THE PROBLEM:
Find how many lines in the material hold the word "York", then state that number and nothing more.

MATERIAL:
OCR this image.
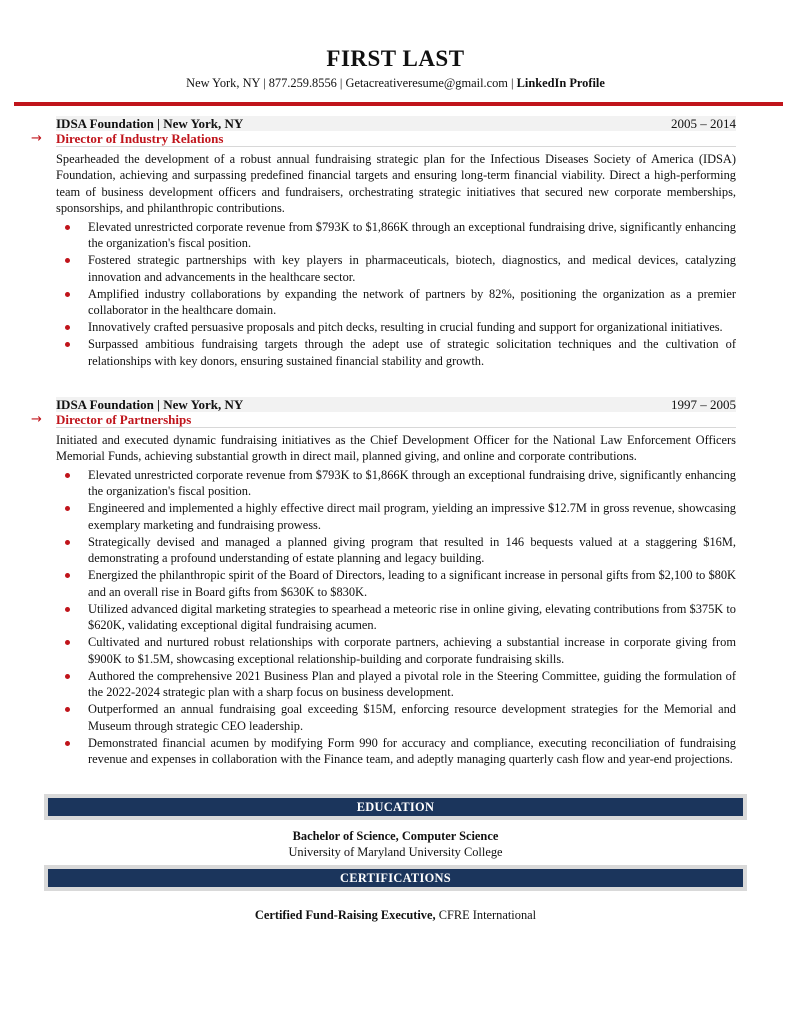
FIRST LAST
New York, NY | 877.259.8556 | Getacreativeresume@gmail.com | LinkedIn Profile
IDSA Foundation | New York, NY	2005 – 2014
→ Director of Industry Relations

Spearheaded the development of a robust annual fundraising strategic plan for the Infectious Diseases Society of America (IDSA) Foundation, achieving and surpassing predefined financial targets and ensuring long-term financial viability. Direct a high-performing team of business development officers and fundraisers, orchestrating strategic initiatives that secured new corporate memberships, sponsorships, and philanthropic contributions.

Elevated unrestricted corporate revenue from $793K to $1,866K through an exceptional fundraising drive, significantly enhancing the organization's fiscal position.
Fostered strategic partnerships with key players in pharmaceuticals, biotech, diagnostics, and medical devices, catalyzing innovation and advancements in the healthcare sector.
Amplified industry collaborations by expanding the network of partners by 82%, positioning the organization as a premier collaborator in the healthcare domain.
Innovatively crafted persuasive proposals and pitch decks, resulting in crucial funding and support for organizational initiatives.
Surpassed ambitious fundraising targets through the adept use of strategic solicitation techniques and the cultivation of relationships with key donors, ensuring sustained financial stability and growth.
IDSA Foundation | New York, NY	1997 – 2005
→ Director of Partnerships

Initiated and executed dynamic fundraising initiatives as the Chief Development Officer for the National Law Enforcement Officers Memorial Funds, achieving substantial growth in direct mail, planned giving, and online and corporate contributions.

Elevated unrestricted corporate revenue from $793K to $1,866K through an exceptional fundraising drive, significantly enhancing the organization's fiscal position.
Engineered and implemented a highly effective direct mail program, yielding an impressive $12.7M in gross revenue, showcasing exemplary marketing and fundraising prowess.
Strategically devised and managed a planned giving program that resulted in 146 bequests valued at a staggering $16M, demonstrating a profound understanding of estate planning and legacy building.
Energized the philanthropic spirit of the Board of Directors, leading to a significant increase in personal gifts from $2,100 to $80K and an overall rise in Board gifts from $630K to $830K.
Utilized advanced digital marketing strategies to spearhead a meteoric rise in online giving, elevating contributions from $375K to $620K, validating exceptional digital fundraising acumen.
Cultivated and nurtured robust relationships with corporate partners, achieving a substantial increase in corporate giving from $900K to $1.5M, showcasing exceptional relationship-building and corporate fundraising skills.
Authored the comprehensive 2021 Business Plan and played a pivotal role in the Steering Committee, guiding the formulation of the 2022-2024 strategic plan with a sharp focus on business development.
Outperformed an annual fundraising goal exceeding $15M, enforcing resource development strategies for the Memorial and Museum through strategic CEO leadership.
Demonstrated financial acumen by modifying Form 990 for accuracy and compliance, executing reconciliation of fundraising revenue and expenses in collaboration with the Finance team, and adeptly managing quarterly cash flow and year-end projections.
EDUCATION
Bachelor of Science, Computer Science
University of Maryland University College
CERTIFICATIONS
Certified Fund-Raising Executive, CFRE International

REPLY TO THE EXERCISE:
3